SELECTED TEXT:
I am not a System Admin. or some one who had the time to find a way around
the documented limitations, but I knew that if I put forth my experience
that if someone had found a way they/you would respond. 

My next question would be to ask how  the person at the installfest wanted
to share the common data between the 3 systems? As far as I know Linux
cannot write to an NTFS partition, nor can W98. Vice versa Wxx cannot write
to ext2-3, or am I mistaken? I could install NT and 98 to the most primitive
versions of the fat FS and then Linux could write to that format. 

Jim Kelly-Rand

> -----Original Message-----


> On Mon, 22 Apr 2002, Jim Kelly-Rand wrote:
> 
> > Ihave documentation at home of the process I went through 
> to achieve an
> > NT/Linux dual boot but I am not there now.

TASKS TO COMPLETE:
1. List every file system that the email above names.
2. Do these statements agree with the email above? Answer yes or no for each and quote the deciding words. (a) The writer says Linux can write to an NTFS partition. (b) The writer calls himself a System Admin. (c) The writer's documentation of his NT/Linux dual boot process is at home.

LISTING:

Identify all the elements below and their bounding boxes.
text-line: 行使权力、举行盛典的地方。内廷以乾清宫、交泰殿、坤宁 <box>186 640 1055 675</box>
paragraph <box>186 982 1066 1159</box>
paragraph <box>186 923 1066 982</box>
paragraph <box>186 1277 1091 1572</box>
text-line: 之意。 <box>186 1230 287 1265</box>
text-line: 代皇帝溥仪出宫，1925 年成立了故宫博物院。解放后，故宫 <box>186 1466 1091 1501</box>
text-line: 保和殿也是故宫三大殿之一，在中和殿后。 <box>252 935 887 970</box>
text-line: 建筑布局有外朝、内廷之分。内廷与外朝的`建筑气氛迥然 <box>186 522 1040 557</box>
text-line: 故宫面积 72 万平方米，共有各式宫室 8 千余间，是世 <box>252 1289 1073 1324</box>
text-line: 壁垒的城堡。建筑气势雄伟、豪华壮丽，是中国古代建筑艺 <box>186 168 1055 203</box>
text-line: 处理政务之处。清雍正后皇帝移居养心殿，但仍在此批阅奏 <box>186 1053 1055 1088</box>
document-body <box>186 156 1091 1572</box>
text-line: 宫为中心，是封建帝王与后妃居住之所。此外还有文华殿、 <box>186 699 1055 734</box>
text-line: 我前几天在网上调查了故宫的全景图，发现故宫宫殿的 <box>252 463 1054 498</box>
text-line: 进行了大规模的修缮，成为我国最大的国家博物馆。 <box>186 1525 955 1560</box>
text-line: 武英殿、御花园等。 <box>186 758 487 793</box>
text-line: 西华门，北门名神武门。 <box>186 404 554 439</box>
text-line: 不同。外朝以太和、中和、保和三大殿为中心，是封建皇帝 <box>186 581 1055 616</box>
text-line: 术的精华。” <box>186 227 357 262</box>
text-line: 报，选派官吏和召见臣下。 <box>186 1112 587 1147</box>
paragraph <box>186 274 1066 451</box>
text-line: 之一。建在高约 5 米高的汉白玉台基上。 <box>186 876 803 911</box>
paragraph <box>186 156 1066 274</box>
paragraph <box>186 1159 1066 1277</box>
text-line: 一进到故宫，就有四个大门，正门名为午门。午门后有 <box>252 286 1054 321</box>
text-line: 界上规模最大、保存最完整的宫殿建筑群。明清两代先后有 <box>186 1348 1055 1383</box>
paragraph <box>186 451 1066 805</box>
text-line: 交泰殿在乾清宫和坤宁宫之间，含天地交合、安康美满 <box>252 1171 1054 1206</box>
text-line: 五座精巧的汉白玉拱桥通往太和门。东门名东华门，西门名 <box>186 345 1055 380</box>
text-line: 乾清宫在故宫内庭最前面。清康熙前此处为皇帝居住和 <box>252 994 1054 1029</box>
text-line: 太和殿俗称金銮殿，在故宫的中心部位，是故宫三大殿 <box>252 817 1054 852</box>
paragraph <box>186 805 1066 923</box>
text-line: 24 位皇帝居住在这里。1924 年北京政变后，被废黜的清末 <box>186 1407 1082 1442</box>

RESPONSE LIST:
1. NTFS, ext2-3, and fat.

2.
(a) No: "As far as I know Linux cannot write to an NTFS partition"
(b) No: "I am not a System Admin."
(c) Yes: "documentation at home of the process I went through"